■ **GIVEN PROBLEM**: Print out the material that follows word for word.

THE INPUT start

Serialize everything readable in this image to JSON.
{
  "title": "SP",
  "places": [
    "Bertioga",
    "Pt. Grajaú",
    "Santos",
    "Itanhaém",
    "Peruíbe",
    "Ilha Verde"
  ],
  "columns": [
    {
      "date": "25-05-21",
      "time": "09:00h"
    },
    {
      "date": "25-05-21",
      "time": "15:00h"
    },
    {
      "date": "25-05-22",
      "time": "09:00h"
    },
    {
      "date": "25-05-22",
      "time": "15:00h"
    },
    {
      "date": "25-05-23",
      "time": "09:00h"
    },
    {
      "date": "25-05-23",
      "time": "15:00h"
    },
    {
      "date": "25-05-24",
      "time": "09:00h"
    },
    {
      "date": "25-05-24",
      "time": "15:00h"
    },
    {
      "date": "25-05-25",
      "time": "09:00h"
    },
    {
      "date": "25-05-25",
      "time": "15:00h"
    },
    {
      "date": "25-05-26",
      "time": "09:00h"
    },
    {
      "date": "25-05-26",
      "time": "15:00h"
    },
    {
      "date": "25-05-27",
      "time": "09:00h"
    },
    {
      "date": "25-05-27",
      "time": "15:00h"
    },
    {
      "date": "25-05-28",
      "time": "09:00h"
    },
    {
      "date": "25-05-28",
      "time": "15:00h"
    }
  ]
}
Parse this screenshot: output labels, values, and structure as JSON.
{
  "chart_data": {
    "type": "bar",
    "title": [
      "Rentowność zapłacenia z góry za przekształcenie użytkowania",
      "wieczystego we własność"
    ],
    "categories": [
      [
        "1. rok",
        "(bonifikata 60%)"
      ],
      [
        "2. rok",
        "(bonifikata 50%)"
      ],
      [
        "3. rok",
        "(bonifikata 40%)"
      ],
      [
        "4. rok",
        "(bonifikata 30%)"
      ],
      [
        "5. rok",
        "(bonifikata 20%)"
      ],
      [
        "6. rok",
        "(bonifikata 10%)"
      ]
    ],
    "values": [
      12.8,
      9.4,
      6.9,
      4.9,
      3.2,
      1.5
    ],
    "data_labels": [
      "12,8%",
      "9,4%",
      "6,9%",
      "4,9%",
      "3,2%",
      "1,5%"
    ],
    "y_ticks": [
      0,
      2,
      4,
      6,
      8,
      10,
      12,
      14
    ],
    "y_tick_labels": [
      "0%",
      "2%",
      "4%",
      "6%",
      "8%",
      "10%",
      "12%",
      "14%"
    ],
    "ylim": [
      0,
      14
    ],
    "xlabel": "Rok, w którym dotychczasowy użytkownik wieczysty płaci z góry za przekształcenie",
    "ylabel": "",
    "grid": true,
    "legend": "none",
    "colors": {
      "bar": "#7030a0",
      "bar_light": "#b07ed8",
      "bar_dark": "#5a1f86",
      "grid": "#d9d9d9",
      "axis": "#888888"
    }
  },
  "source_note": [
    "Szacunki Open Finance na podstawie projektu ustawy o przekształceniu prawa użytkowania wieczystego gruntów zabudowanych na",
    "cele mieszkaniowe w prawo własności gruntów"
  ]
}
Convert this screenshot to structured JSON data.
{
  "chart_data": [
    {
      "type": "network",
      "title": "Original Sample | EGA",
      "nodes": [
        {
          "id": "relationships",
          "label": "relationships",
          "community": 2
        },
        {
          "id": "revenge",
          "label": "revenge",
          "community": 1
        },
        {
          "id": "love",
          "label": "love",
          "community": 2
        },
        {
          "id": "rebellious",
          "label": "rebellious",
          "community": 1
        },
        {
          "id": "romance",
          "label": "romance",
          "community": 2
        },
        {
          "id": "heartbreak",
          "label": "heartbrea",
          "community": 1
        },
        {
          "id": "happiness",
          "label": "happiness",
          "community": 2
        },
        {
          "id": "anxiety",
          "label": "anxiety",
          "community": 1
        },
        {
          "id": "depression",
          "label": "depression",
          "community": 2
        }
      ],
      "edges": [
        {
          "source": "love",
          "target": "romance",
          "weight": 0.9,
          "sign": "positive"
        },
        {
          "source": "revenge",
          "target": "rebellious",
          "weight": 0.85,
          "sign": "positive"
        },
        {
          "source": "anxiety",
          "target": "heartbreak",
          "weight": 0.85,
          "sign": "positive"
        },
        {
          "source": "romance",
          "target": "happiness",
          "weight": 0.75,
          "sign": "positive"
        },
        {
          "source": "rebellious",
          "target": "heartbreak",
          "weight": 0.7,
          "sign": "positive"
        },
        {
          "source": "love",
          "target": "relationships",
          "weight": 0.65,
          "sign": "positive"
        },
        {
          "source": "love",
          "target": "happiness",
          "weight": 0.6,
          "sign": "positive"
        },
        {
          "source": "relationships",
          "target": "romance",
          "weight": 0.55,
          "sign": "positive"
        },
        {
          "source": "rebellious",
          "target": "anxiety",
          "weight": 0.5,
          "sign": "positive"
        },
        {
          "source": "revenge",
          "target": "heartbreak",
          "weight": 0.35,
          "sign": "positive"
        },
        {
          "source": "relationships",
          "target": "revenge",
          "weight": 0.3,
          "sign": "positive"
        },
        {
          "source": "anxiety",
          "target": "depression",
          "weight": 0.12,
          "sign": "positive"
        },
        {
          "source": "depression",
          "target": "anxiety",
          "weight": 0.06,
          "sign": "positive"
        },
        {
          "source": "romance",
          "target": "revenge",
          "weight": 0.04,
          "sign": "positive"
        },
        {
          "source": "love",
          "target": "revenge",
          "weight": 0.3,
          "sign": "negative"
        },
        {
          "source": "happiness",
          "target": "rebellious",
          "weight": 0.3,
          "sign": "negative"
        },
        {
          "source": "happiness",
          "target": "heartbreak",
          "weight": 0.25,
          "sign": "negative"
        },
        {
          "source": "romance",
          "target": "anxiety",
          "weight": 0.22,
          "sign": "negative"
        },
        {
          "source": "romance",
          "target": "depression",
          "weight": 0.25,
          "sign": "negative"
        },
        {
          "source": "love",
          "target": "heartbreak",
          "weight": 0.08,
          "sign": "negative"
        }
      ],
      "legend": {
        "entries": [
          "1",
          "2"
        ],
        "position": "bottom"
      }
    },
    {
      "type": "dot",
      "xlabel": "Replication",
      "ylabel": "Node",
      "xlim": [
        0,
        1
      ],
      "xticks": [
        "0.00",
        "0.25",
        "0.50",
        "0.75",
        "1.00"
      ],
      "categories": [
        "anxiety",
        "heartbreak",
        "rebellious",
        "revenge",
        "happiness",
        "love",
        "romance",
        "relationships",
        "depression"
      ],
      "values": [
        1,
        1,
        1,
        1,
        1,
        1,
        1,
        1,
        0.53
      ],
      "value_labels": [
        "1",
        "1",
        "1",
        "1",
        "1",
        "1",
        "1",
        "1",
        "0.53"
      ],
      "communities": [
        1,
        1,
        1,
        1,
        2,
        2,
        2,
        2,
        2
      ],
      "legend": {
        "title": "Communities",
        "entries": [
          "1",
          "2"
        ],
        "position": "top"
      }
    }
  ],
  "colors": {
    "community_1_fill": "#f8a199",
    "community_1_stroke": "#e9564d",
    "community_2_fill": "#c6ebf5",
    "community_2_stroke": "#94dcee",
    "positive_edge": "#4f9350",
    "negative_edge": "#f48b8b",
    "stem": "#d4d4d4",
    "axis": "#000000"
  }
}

THE INPUT end

■ **RESPONSE**:
Serialize everything readable in this image to JSON.
{
  "title": "SP",
  "places": [
    "Bertioga",
    "Pt. Grajaú",
    "Santos",
    "Itanhaém",
    "Peruíbe",
    "Ilha Verde"
  ],
  "columns": [
    {
      "date": "25-05-21",
      "time": "09:00h"
    },
    {
      "date": "25-05-21",
      "time": "15:00h"
    },
    {
      "date": "25-05-22",
      "time": "09:00h"
    },
    {
      "date": "25-05-22",
      "time": "15:00h"
    },
    {
      "date": "25-05-23",
      "time": "09:00h"
    },
    {
      "date": "25-05-23",
      "time": "15:00h"
    },
    {
      "date": "25-05-24",
      "time": "09:00h"
    },
    {
      "date": "25-05-24",
      "time": "15:00h"
    },
    {
      "date": "25-05-25",
      "time": "09:00h"
    },
    {
      "date": "25-05-25",
      "time": "15:00h"
    },
    {
      "date": "25-05-26",
      "time": "09:00h"
    },
    {
      "date": "25-05-26",
      "time": "15:00h"
    },
    {
      "date": "25-05-27",
      "time": "09:00h"
    },
    {
      "date": "25-05-27",
      "time": "15:00h"
    },
    {
      "date": "25-05-28",
      "time": "09:00h"
    },
    {
      "date": "25-05-28",
      "time": "15:00h"
    }
  ]
}
Parse this screenshot: output labels, values, and structure as JSON.
{
  "chart_data": {
    "type": "bar",
    "title": [
      "Rentowność zapłacenia z góry za przekształcenie użytkowania",
      "wieczystego we własność"
    ],
    "categories": [
      [
        "1. rok",
        "(bonifikata 60%)"
      ],
      [
        "2. rok",
        "(bonifikata 50%)"
      ],
      [
        "3. rok",
        "(bonifikata 40%)"
      ],
      [
        "4. rok",
        "(bonifikata 30%)"
      ],
      [
        "5. rok",
        "(bonifikata 20%)"
      ],
      [
        "6. rok",
        "(bonifikata 10%)"
      ]
    ],
    "values": [
      12.8,
      9.4,
      6.9,
      4.9,
      3.2,
      1.5
    ],
    "data_labels": [
      "12,8%",
      "9,4%",
      "6,9%",
      "4,9%",
      "3,2%",
      "1,5%"
    ],
    "y_ticks": [
      0,
      2,
      4,
      6,
      8,
      10,
      12,
      14
    ],
    "y_tick_labels": [
      "0%",
      "2%",
      "4%",
      "6%",
      "8%",
      "10%",
      "12%",
      "14%"
    ],
    "ylim": [
      0,
      14
    ],
    "xlabel": "Rok, w którym dotychczasowy użytkownik wieczysty płaci z góry za przekształcenie",
    "ylabel": "",
    "grid": true,
    "legend": "none",
    "colors": {
      "bar": "#7030a0",
      "bar_light": "#b07ed8",
      "bar_dark": "#5a1f86",
      "grid": "#d9d9d9",
      "axis": "#888888"
    }
  },
  "source_note": [
    "Szacunki Open Finance na podstawie projektu ustawy o przekształceniu prawa użytkowania wieczystego gruntów zabudowanych na",
    "cele mieszkaniowe w prawo własności gruntów"
  ]
}
Convert this screenshot to structured JSON data.
{
  "chart_data": [
    {
      "type": "network",
      "title": "Original Sample | EGA",
      "nodes": [
        {
          "id": "relationships",
          "label": "relationships",
          "community": 2
        },
        {
          "id": "revenge",
          "label": "revenge",
          "community": 1
        },
        {
          "id": "love",
          "label": "love",
          "community": 2
        },
        {
          "id": "rebellious",
          "label": "rebellious",
          "community": 1
        },
        {
          "id": "romance",
          "label": "romance",
          "community": 2
        },
        {
          "id": "heartbreak",
          "label": "heartbrea",
          "community": 1
        },
        {
          "id": "happiness",
          "label": "happiness",
          "community": 2
        },
        {
          "id": "anxiety",
          "label": "anxiety",
          "community": 1
        },
        {
          "id": "depression",
          "label": "depression",
          "community": 2
        }
      ],
      "edges": [
        {
          "source": "love",
          "target": "romance",
          "weight": 0.9,
          "sign": "positive"
        },
        {
          "source": "revenge",
          "target": "rebellious",
          "weight": 0.85,
          "sign": "positive"
        },
        {
          "source": "anxiety",
          "target": "heartbreak",
          "weight": 0.85,
          "sign": "positive"
        },
        {
          "source": "romance",
          "target": "happiness",
          "weight": 0.75,
          "sign": "positive"
        },
        {
          "source": "rebellious",
          "target": "heartbreak",
          "weight": 0.7,
          "sign": "positive"
        },
        {
          "source": "love",
          "target": "relationships",
          "weight": 0.65,
          "sign": "positive"
        },
        {
          "source": "love",
          "target": "happiness",
          "weight": 0.6,
          "sign": "positive"
        },
        {
          "source": "relationships",
          "target": "romance",
          "weight": 0.55,
          "sign": "positive"
        },
        {
          "source": "rebellious",
          "target": "anxiety",
          "weight": 0.5,
          "sign": "positive"
        },
        {
          "source": "revenge",
          "target": "heartbreak",
          "weight": 0.35,
          "sign": "positive"
        },
        {
          "source": "relationships",
          "target": "revenge",
          "weight": 0.3,
          "sign": "positive"
        },
        {
          "source": "anxiety",
          "target": "depression",
          "weight": 0.12,
          "sign": "positive"
        },
        {
          "source": "depression",
          "target": "anxiety",
          "weight": 0.06,
          "sign": "positive"
        },
        {
          "source": "romance",
          "target": "revenge",
          "weight": 0.04,
          "sign": "positive"
        },
        {
          "source": "love",
          "target": "revenge",
          "weight": 0.3,
          "sign": "negative"
        },
        {
          "source": "happiness",
          "target": "rebellious",
          "weight": 0.3,
          "sign": "negative"
        },
        {
          "source": "happiness",
          "target": "heartbreak",
          "weight": 0.25,
          "sign": "negative"
        },
        {
          "source": "romance",
          "target": "anxiety",
          "weight": 0.22,
          "sign": "negative"
        },
        {
          "source": "romance",
          "target": "depression",
          "weight": 0.25,
          "sign": "negative"
        },
        {
          "source": "love",
          "target": "heartbreak",
          "weight": 0.08,
          "sign": "negative"
        }
      ],
      "legend": {
        "entries": [
          "1",
          "2"
        ],
        "position": "bottom"
      }
    },
    {
      "type": "dot",
      "xlabel": "Replication",
      "ylabel": "Node",
      "xlim": [
        0,
        1
      ],
      "xticks": [
        "0.00",
        "0.25",
        "0.50",
        "0.75",
        "1.00"
      ],
      "categories": [
        "anxiety",
        "heartbreak",
        "rebellious",
        "revenge",
        "happiness",
        "love",
        "romance",
        "relationships",
        "depression"
      ],
      "values": [
        1,
        1,
        1,
        1,
        1,
        1,
        1,
        1,
        0.53
      ],
      "value_labels": [
        "1",
        "1",
        "1",
        "1",
        "1",
        "1",
        "1",
        "1",
        "0.53"
      ],
      "communities": [
        1,
        1,
        1,
        1,
        2,
        2,
        2,
        2,
        2
      ],
      "legend": {
        "title": "Communities",
        "entries": [
          "1",
          "2"
        ],
        "position": "top"
      }
    }
  ],
  "colors": {
    "community_1_fill": "#f8a199",
    "community_1_stroke": "#e9564d",
    "community_2_fill": "#c6ebf5",
    "community_2_stroke": "#94dcee",
    "positive_edge": "#4f9350",
    "negative_edge": "#f48b8b",
    "stem": "#d4d4d4",
    "axis": "#000000"
  }
}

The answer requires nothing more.